• [Task description]
Identify and copy all lines of the material where the string "hauteurs" is found.

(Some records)
►

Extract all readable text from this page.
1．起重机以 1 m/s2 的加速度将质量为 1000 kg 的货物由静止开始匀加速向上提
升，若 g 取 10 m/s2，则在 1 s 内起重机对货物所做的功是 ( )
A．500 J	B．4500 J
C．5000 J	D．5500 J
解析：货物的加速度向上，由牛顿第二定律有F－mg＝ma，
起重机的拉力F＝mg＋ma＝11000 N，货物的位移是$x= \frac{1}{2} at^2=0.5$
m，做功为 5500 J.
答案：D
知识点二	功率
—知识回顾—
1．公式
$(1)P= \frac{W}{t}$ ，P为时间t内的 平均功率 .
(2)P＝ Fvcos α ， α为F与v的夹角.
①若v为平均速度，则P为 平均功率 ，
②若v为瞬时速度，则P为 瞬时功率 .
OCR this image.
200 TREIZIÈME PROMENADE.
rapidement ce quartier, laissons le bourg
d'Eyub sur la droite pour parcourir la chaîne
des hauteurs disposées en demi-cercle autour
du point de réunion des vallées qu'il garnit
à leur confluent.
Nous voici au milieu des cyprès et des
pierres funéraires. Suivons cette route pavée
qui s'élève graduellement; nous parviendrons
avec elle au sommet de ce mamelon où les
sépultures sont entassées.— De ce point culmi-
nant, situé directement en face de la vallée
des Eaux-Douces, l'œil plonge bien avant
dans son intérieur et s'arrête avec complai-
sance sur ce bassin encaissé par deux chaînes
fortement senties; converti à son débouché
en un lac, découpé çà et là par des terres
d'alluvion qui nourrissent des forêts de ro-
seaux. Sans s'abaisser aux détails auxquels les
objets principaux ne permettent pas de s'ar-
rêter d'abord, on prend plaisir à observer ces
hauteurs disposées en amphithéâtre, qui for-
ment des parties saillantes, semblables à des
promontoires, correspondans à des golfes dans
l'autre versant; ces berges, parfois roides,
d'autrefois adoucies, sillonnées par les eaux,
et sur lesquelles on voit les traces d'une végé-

◄

• [Output for this task]
des hauteurs disposées en demi-cercle autour
hauteurs disposées en amphithéâtre, qui for-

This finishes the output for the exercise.